● **WRITTEN PROBLEM**
Collect the lines of the entries where "Paul" shows up.

● **TASK INPUT**
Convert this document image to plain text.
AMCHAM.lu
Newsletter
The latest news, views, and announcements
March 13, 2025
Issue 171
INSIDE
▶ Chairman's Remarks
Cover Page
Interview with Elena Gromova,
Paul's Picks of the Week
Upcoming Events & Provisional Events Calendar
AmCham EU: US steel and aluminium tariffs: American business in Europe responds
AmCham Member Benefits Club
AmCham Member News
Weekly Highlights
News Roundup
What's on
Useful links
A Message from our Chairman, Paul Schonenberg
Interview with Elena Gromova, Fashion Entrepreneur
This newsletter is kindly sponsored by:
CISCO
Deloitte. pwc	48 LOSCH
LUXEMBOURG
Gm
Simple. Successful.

==

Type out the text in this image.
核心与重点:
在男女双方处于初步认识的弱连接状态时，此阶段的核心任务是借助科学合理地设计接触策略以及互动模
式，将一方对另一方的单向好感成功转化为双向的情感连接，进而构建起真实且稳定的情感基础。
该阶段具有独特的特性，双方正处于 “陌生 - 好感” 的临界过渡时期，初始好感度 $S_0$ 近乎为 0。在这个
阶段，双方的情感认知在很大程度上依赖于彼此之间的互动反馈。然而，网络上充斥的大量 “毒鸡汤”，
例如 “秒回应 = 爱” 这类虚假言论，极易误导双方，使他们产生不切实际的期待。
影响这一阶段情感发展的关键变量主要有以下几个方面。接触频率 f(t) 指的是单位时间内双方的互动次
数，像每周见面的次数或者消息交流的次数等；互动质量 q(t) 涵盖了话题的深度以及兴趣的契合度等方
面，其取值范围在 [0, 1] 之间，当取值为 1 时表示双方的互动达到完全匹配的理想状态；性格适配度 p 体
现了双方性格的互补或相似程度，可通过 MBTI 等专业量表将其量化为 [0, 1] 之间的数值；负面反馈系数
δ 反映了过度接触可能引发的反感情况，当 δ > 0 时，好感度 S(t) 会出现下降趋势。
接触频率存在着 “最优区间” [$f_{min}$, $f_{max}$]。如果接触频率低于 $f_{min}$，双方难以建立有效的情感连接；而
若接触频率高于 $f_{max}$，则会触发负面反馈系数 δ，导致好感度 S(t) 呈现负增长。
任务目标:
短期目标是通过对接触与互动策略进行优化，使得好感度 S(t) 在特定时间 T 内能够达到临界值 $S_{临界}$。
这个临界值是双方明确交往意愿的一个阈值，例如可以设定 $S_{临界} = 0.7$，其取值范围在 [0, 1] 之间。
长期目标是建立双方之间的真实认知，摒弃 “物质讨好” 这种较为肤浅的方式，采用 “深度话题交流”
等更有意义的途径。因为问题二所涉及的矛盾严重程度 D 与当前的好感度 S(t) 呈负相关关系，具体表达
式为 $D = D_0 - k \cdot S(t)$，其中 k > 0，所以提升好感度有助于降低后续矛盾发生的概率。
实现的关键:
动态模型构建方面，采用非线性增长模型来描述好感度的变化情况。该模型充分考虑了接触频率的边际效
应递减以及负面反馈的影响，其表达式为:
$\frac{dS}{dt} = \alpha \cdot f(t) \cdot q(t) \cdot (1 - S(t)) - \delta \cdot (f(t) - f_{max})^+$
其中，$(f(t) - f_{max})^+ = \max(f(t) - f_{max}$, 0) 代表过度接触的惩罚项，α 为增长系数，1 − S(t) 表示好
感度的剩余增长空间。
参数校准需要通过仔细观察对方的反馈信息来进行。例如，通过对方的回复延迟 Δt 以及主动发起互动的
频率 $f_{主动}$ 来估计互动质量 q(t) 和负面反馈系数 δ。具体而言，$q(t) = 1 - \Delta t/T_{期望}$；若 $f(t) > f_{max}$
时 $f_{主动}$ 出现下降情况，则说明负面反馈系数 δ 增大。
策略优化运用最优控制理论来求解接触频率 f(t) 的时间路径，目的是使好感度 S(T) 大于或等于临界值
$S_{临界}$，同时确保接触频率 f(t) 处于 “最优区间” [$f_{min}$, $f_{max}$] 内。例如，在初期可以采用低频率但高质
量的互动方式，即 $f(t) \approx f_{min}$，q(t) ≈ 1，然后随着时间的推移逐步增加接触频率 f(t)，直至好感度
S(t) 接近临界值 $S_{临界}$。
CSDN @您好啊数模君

---

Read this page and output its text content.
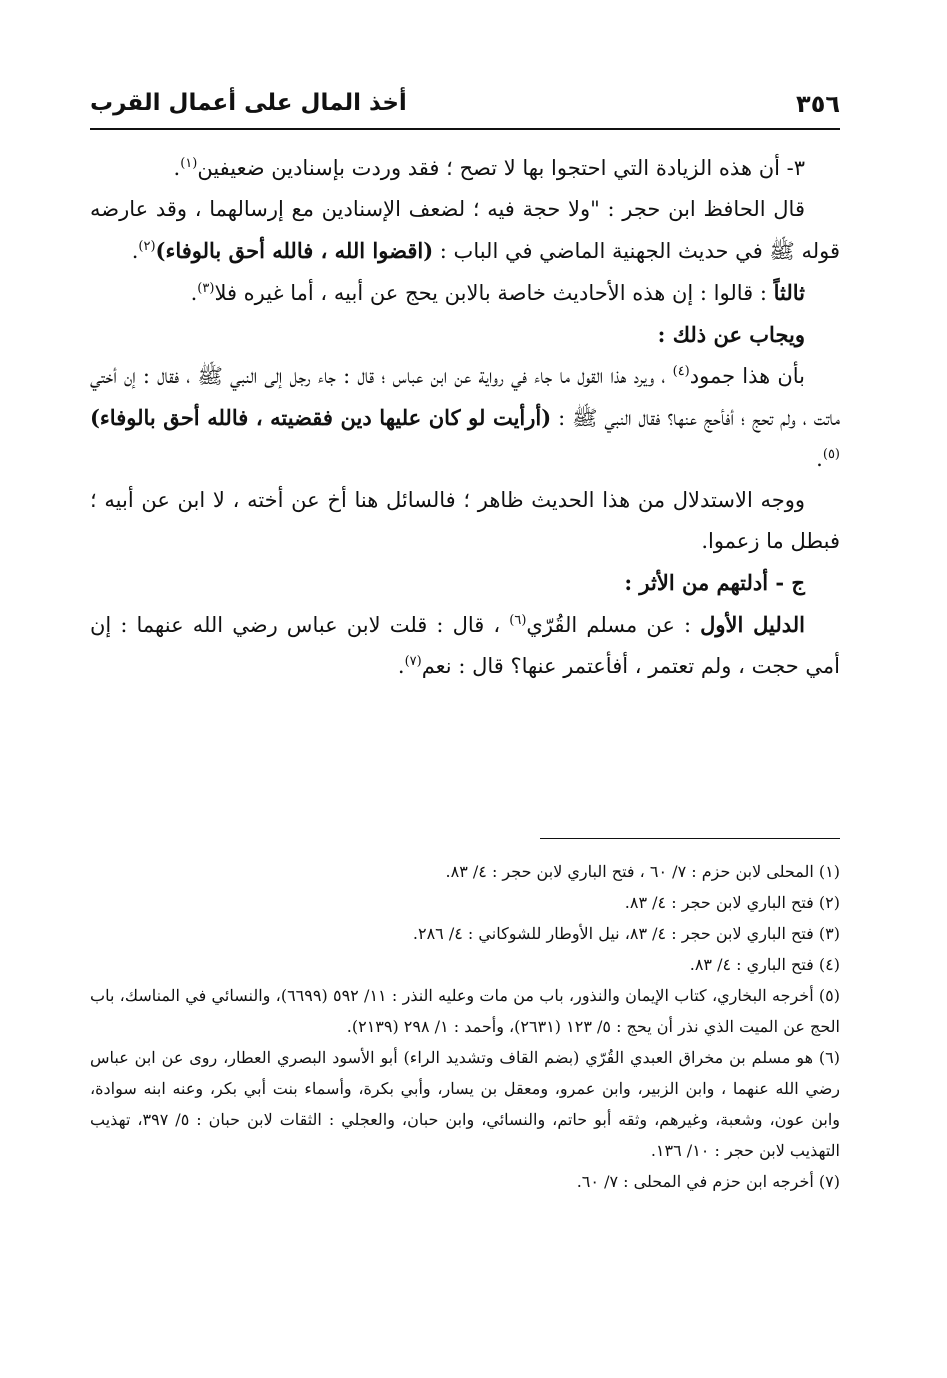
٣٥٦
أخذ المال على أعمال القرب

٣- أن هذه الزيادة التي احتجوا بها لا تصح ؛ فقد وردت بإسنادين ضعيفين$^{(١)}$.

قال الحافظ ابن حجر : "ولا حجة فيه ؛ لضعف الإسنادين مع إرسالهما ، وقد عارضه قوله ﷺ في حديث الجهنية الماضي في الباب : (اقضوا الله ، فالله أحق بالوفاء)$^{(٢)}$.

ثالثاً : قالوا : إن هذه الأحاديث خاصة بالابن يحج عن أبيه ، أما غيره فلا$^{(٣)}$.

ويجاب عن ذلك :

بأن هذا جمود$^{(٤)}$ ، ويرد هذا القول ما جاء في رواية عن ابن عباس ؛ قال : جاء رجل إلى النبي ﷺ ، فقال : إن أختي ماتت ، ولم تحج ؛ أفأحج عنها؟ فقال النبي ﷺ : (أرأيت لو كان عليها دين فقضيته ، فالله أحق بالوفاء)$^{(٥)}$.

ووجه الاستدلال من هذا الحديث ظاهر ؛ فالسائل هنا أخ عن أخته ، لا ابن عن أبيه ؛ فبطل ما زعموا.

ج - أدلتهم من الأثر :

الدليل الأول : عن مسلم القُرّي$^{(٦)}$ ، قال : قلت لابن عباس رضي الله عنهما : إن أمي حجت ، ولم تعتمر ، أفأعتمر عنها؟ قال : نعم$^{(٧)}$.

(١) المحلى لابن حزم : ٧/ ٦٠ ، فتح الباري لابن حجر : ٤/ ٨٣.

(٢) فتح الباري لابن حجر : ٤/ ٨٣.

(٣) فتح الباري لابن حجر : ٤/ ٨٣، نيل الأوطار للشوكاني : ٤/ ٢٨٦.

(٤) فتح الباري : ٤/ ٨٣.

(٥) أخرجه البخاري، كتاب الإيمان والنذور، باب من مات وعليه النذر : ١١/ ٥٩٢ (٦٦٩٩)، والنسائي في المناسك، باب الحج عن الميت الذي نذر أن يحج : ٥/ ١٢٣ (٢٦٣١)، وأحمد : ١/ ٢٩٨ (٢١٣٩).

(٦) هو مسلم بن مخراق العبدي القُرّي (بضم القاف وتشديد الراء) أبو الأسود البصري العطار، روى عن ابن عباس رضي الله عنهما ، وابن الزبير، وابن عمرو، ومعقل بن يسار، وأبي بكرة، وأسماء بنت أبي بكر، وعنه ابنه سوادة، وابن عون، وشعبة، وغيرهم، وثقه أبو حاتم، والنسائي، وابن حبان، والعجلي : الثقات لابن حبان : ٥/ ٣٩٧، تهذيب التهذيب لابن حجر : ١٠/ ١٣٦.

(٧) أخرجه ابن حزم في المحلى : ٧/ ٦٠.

● **SOLVED PROBLEM**
Paul's Picks of the Week
A Message from our Chairman, Paul Schonenberg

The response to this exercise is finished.